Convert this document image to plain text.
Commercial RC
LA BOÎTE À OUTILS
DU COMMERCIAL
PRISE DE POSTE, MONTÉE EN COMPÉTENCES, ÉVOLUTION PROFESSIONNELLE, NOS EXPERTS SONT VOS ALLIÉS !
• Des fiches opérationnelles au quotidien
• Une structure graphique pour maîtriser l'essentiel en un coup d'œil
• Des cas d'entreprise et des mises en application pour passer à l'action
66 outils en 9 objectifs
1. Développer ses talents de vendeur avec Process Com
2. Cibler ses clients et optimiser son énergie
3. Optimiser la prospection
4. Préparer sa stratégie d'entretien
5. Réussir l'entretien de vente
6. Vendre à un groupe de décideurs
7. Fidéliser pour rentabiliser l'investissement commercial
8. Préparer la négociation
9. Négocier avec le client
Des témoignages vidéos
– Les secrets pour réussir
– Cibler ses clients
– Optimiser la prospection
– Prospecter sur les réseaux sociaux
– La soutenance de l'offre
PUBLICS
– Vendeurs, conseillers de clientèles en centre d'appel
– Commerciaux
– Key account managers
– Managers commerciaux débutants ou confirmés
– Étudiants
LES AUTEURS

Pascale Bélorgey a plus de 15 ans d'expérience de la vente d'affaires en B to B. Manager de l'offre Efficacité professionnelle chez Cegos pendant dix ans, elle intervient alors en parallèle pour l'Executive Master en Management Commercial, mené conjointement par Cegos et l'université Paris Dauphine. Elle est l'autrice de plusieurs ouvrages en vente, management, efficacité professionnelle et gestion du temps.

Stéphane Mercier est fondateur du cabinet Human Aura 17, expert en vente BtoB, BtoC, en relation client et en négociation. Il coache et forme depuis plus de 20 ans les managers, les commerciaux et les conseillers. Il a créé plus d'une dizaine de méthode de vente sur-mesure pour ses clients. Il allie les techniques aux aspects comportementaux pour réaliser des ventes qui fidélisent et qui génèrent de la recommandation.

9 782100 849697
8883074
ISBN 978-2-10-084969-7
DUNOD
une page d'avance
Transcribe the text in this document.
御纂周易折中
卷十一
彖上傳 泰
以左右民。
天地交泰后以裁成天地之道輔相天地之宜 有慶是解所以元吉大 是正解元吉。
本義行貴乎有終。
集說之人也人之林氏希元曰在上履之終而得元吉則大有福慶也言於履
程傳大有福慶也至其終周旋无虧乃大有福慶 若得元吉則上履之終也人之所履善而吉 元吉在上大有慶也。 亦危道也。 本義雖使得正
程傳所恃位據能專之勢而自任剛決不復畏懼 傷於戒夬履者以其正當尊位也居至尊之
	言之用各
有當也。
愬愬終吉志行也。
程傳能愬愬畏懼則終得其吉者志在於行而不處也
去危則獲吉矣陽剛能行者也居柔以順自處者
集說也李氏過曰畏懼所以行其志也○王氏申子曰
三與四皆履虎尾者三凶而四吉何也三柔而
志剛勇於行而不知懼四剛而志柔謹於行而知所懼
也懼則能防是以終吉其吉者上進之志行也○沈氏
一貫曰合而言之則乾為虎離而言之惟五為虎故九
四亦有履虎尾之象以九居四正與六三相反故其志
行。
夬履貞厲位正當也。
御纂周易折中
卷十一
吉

● ● ● ● ●

» **Goal**
Reproduce the complete set of lines precisely as supplied.

» **Task solution**
Convert this document image to plain text.
Commercial RC
LA BOÎTE À OUTILS
DU COMMERCIAL
PRISE DE POSTE, MONTÉE EN COMPÉTENCES, ÉVOLUTION PROFESSIONNELLE, NOS EXPERTS SONT VOS ALLIÉS !
• Des fiches opérationnelles au quotidien
• Une structure graphique pour maîtriser l'essentiel en un coup d'œil
• Des cas d'entreprise et des mises en application pour passer à l'action
66 outils en 9 objectifs
1. Développer ses talents de vendeur avec Process Com
2. Cibler ses clients et optimiser son énergie
3. Optimiser la prospection
4. Préparer sa stratégie d'entretien
5. Réussir l'entretien de vente
6. Vendre à un groupe de décideurs
7. Fidéliser pour rentabiliser l'investissement commercial
8. Préparer la négociation
9. Négocier avec le client
Des témoignages vidéos
– Les secrets pour réussir
– Cibler ses clients
– Optimiser la prospection
– Prospecter sur les réseaux sociaux
– La soutenance de l'offre
PUBLICS
– Vendeurs, conseillers de clientèles en centre d'appel
– Commerciaux
– Key account managers
– Managers commerciaux débutants ou confirmés
– Étudiants
LES AUTEURS

Pascale Bélorgey a plus de 15 ans d'expérience de la vente d'affaires en B to B. Manager de l'offre Efficacité professionnelle chez Cegos pendant dix ans, elle intervient alors en parallèle pour l'Executive Master en Management Commercial, mené conjointement par Cegos et l'université Paris Dauphine. Elle est l'autrice de plusieurs ouvrages en vente, management, efficacité professionnelle et gestion du temps.

Stéphane Mercier est fondateur du cabinet Human Aura 17, expert en vente BtoB, BtoC, en relation client et en négociation. Il coache et forme depuis plus de 20 ans les managers, les commerciaux et les conseillers. Il a créé plus d'une dizaine de méthode de vente sur-mesure pour ses clients. Il allie les techniques aux aspects comportementaux pour réaliser des ventes qui fidélisent et qui génèrent de la recommandation.

9 782100 849697
8883074
ISBN 978-2-10-084969-7
DUNOD
une page d'avance
Transcribe the text in this document.
御纂周易折中
卷十一
彖上傳 泰
以左右民。
天地交泰后以裁成天地之道輔相天地之宜 有慶是解所以元吉大 是正解元吉。
本義行貴乎有終。
集說之人也人之林氏希元曰在上履之終而得元吉則大有福慶也言於履
程傳大有福慶也至其終周旋无虧乃大有福慶 若得元吉則上履之終也人之所履善而吉 元吉在上大有慶也。 亦危道也。 本義雖使得正
程傳所恃位據能專之勢而自任剛決不復畏懼 傷於戒夬履者以其正當尊位也居至尊之
	言之用各
有當也。
愬愬終吉志行也。
程傳能愬愬畏懼則終得其吉者志在於行而不處也
去危則獲吉矣陽剛能行者也居柔以順自處者
集說也李氏過曰畏懼所以行其志也○王氏申子曰
三與四皆履虎尾者三凶而四吉何也三柔而
志剛勇於行而不知懼四剛而志柔謹於行而知所懼
也懼則能防是以終吉其吉者上進之志行也○沈氏
一貫曰合而言之則乾為虎離而言之惟五為虎故九
四亦有履虎尾之象以九居四正與六三相反故其志
行。
夬履貞厲位正當也。
御纂周易折中
卷十一
吉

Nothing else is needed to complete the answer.